--- Dataset items ---
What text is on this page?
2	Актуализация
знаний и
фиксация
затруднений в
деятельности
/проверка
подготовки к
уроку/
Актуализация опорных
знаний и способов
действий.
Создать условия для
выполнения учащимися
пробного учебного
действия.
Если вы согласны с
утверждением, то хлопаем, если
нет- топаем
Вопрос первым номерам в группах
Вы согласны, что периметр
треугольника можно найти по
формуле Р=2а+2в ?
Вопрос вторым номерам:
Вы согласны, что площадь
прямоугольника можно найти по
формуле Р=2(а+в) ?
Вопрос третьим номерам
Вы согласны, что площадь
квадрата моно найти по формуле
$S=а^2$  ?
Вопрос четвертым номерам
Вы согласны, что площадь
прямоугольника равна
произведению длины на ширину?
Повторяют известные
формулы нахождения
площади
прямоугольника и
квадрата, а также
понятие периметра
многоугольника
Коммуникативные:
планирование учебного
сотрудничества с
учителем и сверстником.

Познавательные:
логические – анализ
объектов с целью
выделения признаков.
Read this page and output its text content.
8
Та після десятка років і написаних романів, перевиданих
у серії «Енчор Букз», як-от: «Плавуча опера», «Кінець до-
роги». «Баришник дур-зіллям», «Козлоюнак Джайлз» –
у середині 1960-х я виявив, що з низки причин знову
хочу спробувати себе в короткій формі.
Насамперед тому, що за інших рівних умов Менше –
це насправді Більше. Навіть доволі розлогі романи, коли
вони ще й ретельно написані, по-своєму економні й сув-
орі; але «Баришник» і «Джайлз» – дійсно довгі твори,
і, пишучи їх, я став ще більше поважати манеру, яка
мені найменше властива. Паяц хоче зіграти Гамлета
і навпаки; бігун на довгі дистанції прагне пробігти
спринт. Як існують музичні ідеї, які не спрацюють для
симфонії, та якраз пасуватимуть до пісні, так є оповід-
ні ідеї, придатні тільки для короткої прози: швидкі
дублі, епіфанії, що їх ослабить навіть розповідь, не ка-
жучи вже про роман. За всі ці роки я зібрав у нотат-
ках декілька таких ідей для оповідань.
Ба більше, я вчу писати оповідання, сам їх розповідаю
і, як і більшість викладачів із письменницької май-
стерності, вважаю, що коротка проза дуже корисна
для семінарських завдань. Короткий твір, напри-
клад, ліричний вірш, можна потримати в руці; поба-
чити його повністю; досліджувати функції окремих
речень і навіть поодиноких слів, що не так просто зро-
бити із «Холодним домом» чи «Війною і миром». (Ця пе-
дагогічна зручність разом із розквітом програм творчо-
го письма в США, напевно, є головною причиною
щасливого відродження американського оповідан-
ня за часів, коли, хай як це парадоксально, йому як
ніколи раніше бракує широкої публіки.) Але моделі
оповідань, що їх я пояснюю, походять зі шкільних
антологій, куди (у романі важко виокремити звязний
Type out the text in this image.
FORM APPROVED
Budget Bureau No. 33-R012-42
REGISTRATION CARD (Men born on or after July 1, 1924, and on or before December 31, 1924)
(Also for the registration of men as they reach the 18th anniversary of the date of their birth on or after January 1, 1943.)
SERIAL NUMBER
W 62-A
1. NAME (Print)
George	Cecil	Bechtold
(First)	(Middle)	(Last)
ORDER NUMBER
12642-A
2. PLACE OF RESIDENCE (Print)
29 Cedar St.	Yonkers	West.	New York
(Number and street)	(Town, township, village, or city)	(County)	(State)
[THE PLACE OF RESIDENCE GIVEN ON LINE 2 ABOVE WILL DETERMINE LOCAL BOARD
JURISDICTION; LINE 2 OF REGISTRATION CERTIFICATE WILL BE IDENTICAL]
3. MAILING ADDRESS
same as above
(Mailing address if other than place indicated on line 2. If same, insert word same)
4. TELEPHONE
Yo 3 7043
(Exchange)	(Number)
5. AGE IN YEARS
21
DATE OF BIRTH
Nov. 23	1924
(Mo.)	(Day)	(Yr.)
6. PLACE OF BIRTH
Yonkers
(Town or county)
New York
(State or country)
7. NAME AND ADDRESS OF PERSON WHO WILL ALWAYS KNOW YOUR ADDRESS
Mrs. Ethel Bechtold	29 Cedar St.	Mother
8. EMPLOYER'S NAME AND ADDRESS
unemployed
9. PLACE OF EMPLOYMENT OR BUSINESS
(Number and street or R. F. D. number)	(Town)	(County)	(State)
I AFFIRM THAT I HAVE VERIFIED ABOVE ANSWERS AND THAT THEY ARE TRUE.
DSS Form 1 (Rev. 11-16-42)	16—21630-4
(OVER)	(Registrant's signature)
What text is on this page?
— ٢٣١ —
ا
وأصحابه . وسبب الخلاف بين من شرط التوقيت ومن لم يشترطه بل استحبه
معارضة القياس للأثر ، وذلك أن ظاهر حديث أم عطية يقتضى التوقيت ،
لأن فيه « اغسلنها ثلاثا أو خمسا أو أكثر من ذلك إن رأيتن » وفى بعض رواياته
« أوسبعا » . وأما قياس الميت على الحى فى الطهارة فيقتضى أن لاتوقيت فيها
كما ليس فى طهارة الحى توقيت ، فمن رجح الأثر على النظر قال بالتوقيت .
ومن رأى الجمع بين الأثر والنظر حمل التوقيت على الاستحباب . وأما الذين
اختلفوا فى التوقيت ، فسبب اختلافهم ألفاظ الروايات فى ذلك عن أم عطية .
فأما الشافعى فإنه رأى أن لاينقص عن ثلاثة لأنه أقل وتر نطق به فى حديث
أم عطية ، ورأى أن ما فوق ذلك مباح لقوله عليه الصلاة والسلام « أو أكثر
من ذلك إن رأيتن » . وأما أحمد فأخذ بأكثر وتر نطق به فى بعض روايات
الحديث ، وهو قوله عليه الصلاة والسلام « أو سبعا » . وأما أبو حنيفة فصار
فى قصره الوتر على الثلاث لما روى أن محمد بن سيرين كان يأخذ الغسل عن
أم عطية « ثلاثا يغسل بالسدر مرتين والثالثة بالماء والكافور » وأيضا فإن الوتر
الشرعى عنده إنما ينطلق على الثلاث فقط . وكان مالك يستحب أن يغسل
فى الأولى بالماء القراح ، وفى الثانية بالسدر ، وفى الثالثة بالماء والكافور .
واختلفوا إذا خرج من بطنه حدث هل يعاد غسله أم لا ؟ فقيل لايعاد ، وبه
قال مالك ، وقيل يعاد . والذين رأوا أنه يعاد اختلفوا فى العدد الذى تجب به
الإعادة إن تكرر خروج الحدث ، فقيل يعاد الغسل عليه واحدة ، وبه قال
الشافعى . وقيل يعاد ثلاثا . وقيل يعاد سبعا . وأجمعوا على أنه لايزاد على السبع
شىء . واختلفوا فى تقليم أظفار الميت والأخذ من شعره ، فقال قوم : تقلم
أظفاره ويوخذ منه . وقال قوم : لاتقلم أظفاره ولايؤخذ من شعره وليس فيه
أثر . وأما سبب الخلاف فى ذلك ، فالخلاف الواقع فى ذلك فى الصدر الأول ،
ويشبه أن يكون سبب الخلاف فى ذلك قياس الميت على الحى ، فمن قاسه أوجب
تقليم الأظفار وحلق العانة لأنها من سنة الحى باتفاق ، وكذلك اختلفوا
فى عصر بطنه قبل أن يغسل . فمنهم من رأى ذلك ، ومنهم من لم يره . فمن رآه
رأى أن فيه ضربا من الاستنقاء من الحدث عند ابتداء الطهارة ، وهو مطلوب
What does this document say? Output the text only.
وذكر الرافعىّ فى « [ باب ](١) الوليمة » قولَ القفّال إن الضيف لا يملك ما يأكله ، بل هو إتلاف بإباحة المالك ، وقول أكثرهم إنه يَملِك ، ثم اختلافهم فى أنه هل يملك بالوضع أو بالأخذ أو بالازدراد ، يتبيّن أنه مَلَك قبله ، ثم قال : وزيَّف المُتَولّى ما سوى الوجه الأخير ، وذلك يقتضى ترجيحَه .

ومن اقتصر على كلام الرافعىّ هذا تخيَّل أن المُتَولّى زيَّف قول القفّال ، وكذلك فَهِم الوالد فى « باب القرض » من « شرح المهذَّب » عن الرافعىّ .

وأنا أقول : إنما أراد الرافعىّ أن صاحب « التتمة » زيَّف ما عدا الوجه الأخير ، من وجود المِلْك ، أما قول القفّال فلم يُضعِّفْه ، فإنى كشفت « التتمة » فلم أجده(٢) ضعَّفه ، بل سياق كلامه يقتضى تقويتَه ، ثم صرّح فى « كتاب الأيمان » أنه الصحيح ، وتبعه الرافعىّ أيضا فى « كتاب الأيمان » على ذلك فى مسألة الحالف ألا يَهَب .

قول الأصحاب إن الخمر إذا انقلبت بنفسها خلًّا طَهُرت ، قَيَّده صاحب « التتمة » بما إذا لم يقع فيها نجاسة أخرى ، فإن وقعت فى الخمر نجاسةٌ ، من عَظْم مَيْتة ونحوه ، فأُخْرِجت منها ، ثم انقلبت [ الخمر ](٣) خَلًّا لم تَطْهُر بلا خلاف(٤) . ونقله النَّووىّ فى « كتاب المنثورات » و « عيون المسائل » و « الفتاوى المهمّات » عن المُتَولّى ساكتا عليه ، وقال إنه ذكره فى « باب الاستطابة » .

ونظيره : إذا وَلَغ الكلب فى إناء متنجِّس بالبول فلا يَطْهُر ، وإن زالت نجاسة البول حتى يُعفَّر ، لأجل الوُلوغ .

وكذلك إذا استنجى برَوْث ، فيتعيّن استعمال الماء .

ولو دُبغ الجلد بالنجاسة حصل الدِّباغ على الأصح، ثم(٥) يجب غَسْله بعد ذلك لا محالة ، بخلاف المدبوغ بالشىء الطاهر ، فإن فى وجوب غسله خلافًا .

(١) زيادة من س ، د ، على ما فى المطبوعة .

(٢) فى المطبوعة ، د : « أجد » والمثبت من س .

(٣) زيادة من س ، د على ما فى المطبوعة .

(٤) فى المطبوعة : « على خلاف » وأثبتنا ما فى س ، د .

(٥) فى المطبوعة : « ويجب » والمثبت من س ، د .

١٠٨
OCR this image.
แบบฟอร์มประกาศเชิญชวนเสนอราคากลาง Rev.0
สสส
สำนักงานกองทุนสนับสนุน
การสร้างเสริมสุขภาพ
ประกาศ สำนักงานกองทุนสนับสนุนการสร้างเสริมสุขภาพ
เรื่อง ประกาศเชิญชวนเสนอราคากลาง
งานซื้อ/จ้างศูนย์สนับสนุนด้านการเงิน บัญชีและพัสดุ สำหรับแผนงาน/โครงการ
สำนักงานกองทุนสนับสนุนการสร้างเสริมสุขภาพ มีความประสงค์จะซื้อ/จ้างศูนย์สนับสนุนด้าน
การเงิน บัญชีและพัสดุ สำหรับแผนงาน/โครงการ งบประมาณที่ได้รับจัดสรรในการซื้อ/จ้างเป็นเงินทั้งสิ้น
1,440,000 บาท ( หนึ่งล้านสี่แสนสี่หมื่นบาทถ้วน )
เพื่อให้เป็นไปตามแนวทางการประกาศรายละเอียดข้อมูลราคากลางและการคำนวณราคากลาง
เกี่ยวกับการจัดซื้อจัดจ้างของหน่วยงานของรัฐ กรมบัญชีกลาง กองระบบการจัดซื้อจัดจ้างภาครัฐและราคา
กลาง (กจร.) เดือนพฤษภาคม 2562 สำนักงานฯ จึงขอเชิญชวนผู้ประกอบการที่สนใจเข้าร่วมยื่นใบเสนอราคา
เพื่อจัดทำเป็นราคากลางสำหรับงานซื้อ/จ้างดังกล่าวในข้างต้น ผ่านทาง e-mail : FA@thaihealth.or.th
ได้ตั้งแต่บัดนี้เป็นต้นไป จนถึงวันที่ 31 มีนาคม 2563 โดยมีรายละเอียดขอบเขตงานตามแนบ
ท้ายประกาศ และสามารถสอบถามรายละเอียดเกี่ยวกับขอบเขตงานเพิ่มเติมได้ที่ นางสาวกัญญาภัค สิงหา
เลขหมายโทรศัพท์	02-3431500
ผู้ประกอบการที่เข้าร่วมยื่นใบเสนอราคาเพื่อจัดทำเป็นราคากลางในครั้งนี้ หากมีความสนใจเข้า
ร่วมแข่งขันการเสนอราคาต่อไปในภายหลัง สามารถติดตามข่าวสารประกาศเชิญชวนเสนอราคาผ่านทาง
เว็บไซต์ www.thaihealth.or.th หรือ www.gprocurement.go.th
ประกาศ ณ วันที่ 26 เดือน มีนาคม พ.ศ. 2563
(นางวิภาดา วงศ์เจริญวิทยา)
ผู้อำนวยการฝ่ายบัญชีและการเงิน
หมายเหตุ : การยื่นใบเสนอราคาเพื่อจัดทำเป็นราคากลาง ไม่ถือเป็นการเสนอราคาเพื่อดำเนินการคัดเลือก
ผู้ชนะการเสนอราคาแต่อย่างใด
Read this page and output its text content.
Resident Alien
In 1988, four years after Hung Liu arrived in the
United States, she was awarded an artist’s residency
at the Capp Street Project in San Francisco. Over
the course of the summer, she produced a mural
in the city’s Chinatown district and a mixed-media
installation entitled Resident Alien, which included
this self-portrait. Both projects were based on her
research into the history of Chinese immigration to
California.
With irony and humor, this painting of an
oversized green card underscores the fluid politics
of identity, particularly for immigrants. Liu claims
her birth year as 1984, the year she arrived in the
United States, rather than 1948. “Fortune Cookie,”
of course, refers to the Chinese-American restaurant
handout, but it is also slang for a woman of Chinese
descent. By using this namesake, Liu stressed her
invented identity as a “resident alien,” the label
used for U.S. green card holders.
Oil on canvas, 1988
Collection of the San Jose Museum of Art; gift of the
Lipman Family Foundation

--- WHAT YOU SHOULD DO ---
Show every line in the entries where the string "بطنه" occurs.

--- FINISHED TASK ---
واختلفوا إذا خرج من بطنه حدث هل يعاد غسله أم لا ؟ فقيل لايعاد ، وبه
فى عصر بطنه قبل أن يغسل . فمنهم من رأى ذلك ، ومنهم من لم يره . فمن رآه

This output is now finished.